# Provided records start

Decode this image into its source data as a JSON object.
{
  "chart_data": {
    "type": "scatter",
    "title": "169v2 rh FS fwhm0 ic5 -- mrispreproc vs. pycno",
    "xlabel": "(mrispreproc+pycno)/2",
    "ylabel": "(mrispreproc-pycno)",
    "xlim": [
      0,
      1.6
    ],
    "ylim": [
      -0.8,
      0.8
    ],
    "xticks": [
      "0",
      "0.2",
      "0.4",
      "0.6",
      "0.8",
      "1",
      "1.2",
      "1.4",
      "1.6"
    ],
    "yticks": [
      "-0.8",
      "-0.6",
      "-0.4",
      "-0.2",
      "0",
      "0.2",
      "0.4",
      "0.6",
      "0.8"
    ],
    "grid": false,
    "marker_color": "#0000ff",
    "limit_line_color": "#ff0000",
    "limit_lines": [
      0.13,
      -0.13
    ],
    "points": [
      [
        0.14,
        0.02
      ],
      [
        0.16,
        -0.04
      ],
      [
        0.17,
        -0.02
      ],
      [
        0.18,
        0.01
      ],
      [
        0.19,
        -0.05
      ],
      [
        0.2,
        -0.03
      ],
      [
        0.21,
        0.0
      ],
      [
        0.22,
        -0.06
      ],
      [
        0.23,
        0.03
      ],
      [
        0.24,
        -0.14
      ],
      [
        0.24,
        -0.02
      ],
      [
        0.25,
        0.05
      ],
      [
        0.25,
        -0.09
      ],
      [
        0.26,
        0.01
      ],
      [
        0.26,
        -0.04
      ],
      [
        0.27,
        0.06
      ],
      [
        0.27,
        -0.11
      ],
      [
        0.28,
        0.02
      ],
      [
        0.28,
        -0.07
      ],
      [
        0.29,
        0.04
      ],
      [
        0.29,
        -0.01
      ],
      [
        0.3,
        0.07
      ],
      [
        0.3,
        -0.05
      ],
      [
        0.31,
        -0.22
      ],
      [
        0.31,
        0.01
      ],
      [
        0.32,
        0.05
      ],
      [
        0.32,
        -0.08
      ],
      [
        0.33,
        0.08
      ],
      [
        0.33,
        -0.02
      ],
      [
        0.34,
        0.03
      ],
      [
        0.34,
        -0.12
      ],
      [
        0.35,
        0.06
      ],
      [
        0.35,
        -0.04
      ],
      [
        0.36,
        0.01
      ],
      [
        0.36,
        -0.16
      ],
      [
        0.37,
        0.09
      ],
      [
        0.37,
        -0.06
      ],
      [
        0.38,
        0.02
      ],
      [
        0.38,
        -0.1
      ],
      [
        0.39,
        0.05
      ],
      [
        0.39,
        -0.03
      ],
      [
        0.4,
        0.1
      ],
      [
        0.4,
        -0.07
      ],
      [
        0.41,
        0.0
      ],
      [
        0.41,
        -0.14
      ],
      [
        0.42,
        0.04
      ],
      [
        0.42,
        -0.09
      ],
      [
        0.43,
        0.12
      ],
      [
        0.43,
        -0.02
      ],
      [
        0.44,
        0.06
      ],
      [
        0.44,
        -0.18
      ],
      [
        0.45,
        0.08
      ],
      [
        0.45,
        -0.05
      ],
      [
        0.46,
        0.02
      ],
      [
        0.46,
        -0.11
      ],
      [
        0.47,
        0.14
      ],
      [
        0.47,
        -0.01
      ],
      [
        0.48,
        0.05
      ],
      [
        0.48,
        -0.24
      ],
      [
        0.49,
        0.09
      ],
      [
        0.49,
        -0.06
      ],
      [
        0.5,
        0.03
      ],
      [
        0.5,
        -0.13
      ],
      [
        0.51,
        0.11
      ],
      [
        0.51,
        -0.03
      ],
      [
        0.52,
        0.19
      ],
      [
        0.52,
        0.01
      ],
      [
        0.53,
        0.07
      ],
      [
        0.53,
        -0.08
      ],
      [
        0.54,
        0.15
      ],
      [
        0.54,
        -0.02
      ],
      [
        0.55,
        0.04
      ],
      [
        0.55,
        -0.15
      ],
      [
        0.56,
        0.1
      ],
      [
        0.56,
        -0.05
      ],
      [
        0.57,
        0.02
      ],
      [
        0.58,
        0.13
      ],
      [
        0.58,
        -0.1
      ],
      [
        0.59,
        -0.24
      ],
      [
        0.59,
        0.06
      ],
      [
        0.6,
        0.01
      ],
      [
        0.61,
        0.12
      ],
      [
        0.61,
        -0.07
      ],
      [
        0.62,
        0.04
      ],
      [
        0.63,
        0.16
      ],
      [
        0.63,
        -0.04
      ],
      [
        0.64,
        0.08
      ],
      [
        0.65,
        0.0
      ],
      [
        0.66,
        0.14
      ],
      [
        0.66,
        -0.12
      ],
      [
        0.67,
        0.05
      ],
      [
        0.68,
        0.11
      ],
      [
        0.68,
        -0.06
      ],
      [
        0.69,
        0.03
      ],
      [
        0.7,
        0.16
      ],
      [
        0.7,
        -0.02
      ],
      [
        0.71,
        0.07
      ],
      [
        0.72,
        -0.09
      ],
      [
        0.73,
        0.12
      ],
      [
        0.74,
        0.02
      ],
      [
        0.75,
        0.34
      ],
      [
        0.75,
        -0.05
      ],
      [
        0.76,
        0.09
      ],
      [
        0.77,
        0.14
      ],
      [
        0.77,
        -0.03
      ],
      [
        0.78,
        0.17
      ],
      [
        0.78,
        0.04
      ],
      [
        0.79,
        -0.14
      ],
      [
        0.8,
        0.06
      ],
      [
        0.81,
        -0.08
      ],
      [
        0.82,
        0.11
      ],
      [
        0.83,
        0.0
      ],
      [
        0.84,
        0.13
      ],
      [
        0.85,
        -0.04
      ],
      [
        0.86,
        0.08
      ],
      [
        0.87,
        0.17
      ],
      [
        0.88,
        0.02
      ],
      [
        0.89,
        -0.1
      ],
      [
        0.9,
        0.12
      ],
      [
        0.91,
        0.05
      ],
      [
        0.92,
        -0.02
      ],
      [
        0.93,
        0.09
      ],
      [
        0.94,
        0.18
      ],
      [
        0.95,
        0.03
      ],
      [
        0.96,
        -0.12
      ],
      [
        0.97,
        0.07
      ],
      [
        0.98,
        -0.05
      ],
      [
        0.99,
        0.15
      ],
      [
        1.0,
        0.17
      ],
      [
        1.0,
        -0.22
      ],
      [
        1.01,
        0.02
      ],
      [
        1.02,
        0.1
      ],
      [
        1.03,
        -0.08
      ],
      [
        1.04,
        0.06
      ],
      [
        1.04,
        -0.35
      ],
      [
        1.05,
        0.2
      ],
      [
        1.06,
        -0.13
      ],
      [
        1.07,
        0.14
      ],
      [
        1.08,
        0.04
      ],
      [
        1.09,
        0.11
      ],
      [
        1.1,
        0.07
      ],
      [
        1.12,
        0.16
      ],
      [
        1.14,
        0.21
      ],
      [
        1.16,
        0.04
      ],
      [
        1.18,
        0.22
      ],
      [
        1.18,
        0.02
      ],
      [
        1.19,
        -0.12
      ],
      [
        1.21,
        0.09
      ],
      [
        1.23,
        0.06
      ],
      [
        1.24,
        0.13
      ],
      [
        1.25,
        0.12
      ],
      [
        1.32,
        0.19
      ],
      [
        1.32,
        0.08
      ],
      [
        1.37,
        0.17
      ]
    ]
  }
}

# Provided records end

# Goal of the exercise
The records above should all be quoted exactly, please.

# Written response
Decode this image into its source data as a JSON object.
{
  "chart_data": {
    "type": "scatter",
    "title": "169v2 rh FS fwhm0 ic5 -- mrispreproc vs. pycno",
    "xlabel": "(mrispreproc+pycno)/2",
    "ylabel": "(mrispreproc-pycno)",
    "xlim": [
      0,
      1.6
    ],
    "ylim": [
      -0.8,
      0.8
    ],
    "xticks": [
      "0",
      "0.2",
      "0.4",
      "0.6",
      "0.8",
      "1",
      "1.2",
      "1.4",
      "1.6"
    ],
    "yticks": [
      "-0.8",
      "-0.6",
      "-0.4",
      "-0.2",
      "0",
      "0.2",
      "0.4",
      "0.6",
      "0.8"
    ],
    "grid": false,
    "marker_color": "#0000ff",
    "limit_line_color": "#ff0000",
    "limit_lines": [
      0.13,
      -0.13
    ],
    "points": [
      [
        0.14,
        0.02
      ],
      [
        0.16,
        -0.04
      ],
      [
        0.17,
        -0.02
      ],
      [
        0.18,
        0.01
      ],
      [
        0.19,
        -0.05
      ],
      [
        0.2,
        -0.03
      ],
      [
        0.21,
        0.0
      ],
      [
        0.22,
        -0.06
      ],
      [
        0.23,
        0.03
      ],
      [
        0.24,
        -0.14
      ],
      [
        0.24,
        -0.02
      ],
      [
        0.25,
        0.05
      ],
      [
        0.25,
        -0.09
      ],
      [
        0.26,
        0.01
      ],
      [
        0.26,
        -0.04
      ],
      [
        0.27,
        0.06
      ],
      [
        0.27,
        -0.11
      ],
      [
        0.28,
        0.02
      ],
      [
        0.28,
        -0.07
      ],
      [
        0.29,
        0.04
      ],
      [
        0.29,
        -0.01
      ],
      [
        0.3,
        0.07
      ],
      [
        0.3,
        -0.05
      ],
      [
        0.31,
        -0.22
      ],
      [
        0.31,
        0.01
      ],
      [
        0.32,
        0.05
      ],
      [
        0.32,
        -0.08
      ],
      [
        0.33,
        0.08
      ],
      [
        0.33,
        -0.02
      ],
      [
        0.34,
        0.03
      ],
      [
        0.34,
        -0.12
      ],
      [
        0.35,
        0.06
      ],
      [
        0.35,
        -0.04
      ],
      [
        0.36,
        0.01
      ],
      [
        0.36,
        -0.16
      ],
      [
        0.37,
        0.09
      ],
      [
        0.37,
        -0.06
      ],
      [
        0.38,
        0.02
      ],
      [
        0.38,
        -0.1
      ],
      [
        0.39,
        0.05
      ],
      [
        0.39,
        -0.03
      ],
      [
        0.4,
        0.1
      ],
      [
        0.4,
        -0.07
      ],
      [
        0.41,
        0.0
      ],
      [
        0.41,
        -0.14
      ],
      [
        0.42,
        0.04
      ],
      [
        0.42,
        -0.09
      ],
      [
        0.43,
        0.12
      ],
      [
        0.43,
        -0.02
      ],
      [
        0.44,
        0.06
      ],
      [
        0.44,
        -0.18
      ],
      [
        0.45,
        0.08
      ],
      [
        0.45,
        -0.05
      ],
      [
        0.46,
        0.02
      ],
      [
        0.46,
        -0.11
      ],
      [
        0.47,
        0.14
      ],
      [
        0.47,
        -0.01
      ],
      [
        0.48,
        0.05
      ],
      [
        0.48,
        -0.24
      ],
      [
        0.49,
        0.09
      ],
      [
        0.49,
        -0.06
      ],
      [
        0.5,
        0.03
      ],
      [
        0.5,
        -0.13
      ],
      [
        0.51,
        0.11
      ],
      [
        0.51,
        -0.03
      ],
      [
        0.52,
        0.19
      ],
      [
        0.52,
        0.01
      ],
      [
        0.53,
        0.07
      ],
      [
        0.53,
        -0.08
      ],
      [
        0.54,
        0.15
      ],
      [
        0.54,
        -0.02
      ],
      [
        0.55,
        0.04
      ],
      [
        0.55,
        -0.15
      ],
      [
        0.56,
        0.1
      ],
      [
        0.56,
        -0.05
      ],
      [
        0.57,
        0.02
      ],
      [
        0.58,
        0.13
      ],
      [
        0.58,
        -0.1
      ],
      [
        0.59,
        -0.24
      ],
      [
        0.59,
        0.06
      ],
      [
        0.6,
        0.01
      ],
      [
        0.61,
        0.12
      ],
      [
        0.61,
        -0.07
      ],
      [
        0.62,
        0.04
      ],
      [
        0.63,
        0.16
      ],
      [
        0.63,
        -0.04
      ],
      [
        0.64,
        0.08
      ],
      [
        0.65,
        0.0
      ],
      [
        0.66,
        0.14
      ],
      [
        0.66,
        -0.12
      ],
      [
        0.67,
        0.05
      ],
      [
        0.68,
        0.11
      ],
      [
        0.68,
        -0.06
      ],
      [
        0.69,
        0.03
      ],
      [
        0.7,
        0.16
      ],
      [
        0.7,
        -0.02
      ],
      [
        0.71,
        0.07
      ],
      [
        0.72,
        -0.09
      ],
      [
        0.73,
        0.12
      ],
      [
        0.74,
        0.02
      ],
      [
        0.75,
        0.34
      ],
      [
        0.75,
        -0.05
      ],
      [
        0.76,
        0.09
      ],
      [
        0.77,
        0.14
      ],
      [
        0.77,
        -0.03
      ],
      [
        0.78,
        0.17
      ],
      [
        0.78,
        0.04
      ],
      [
        0.79,
        -0.14
      ],
      [
        0.8,
        0.06
      ],
      [
        0.81,
        -0.08
      ],
      [
        0.82,
        0.11
      ],
      [
        0.83,
        0.0
      ],
      [
        0.84,
        0.13
      ],
      [
        0.85,
        -0.04
      ],
      [
        0.86,
        0.08
      ],
      [
        0.87,
        0.17
      ],
      [
        0.88,
        0.02
      ],
      [
        0.89,
        -0.1
      ],
      [
        0.9,
        0.12
      ],
      [
        0.91,
        0.05
      ],
      [
        0.92,
        -0.02
      ],
      [
        0.93,
        0.09
      ],
      [
        0.94,
        0.18
      ],
      [
        0.95,
        0.03
      ],
      [
        0.96,
        -0.12
      ],
      [
        0.97,
        0.07
      ],
      [
        0.98,
        -0.05
      ],
      [
        0.99,
        0.15
      ],
      [
        1.0,
        0.17
      ],
      [
        1.0,
        -0.22
      ],
      [
        1.01,
        0.02
      ],
      [
        1.02,
        0.1
      ],
      [
        1.03,
        -0.08
      ],
      [
        1.04,
        0.06
      ],
      [
        1.04,
        -0.35
      ],
      [
        1.05,
        0.2
      ],
      [
        1.06,
        -0.13
      ],
      [
        1.07,
        0.14
      ],
      [
        1.08,
        0.04
      ],
      [
        1.09,
        0.11
      ],
      [
        1.1,
        0.07
      ],
      [
        1.12,
        0.16
      ],
      [
        1.14,
        0.21
      ],
      [
        1.16,
        0.04
      ],
      [
        1.18,
        0.22
      ],
      [
        1.18,
        0.02
      ],
      [
        1.19,
        -0.12
      ],
      [
        1.21,
        0.09
      ],
      [
        1.23,
        0.06
      ],
      [
        1.24,
        0.13
      ],
      [
        1.25,
        0.12
      ],
      [
        1.32,
        0.19
      ],
      [
        1.32,
        0.08
      ],
      [
        1.37,
        0.17
      ]
    ]
  }
}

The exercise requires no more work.